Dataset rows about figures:
--- begin ---
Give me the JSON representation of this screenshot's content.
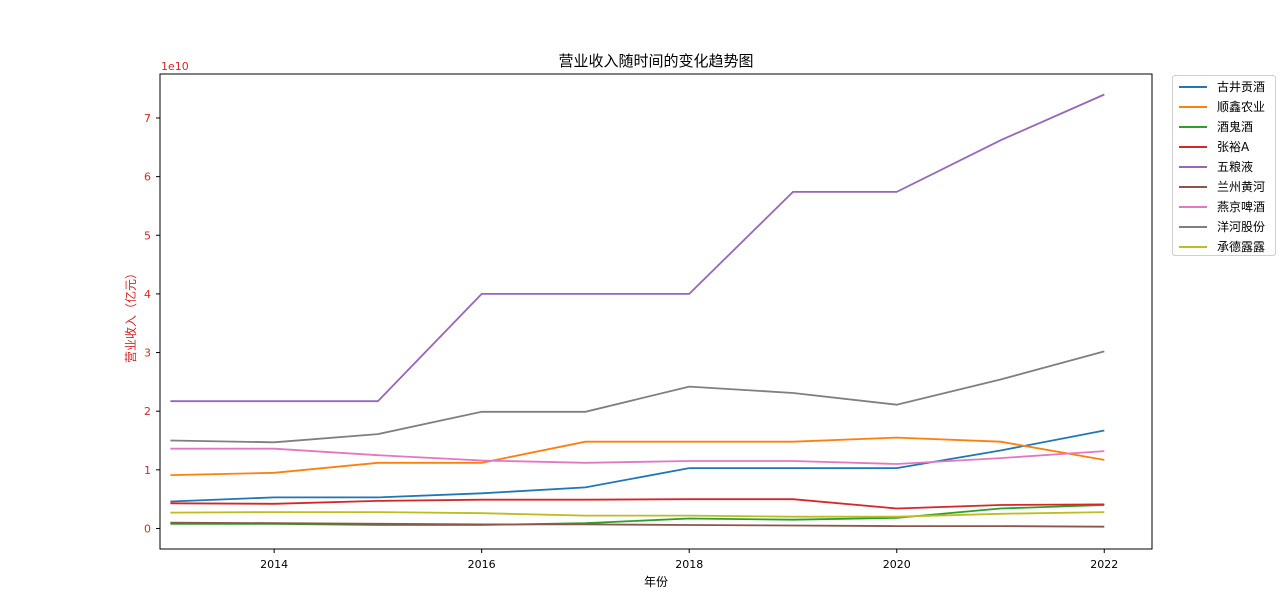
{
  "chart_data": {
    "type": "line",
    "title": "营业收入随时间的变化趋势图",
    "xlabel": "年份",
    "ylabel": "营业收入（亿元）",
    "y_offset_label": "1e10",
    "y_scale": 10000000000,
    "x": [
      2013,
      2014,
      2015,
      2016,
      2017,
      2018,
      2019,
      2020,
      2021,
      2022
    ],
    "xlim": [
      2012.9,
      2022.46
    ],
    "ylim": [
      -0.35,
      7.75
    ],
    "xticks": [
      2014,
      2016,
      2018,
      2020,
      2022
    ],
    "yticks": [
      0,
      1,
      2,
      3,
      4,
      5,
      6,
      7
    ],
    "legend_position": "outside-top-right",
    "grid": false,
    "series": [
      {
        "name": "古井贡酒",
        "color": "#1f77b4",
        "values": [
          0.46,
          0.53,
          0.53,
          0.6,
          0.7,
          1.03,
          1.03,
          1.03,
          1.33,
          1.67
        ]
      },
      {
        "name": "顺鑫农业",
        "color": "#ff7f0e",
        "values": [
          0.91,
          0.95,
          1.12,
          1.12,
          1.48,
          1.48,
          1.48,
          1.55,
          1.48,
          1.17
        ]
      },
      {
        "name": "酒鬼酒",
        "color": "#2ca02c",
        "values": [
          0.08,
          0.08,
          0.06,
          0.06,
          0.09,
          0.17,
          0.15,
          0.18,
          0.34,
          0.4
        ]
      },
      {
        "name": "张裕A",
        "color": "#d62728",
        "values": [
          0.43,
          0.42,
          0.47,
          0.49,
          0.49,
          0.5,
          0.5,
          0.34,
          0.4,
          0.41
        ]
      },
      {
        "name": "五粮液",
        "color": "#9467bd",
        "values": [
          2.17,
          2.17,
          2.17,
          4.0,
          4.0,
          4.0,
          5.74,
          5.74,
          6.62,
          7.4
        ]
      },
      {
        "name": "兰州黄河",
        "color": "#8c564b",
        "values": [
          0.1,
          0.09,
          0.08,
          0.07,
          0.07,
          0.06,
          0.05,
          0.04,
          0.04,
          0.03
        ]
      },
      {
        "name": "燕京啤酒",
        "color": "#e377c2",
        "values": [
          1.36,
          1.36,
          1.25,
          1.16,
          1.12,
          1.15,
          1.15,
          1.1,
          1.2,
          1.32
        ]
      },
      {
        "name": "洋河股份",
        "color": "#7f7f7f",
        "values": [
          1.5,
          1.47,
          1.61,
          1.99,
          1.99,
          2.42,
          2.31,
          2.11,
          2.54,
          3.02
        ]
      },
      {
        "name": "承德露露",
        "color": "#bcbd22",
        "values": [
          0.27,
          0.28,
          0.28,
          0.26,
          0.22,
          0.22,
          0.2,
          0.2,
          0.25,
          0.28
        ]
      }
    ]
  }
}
--- end ---
# THE REQUEST
Every line in the data above that contains "name" needs to be copied.

# TASK OUTPUT
        "name": "古井贡酒",
        "name": "顺鑫农业",
        "name": "酒鬼酒",
        "name": "张裕A",
        "name": "五粮液",
        "name": "兰州黄河",
        "name": "燕京啤酒",
        "name": "洋河股份",
        "name": "承德露露",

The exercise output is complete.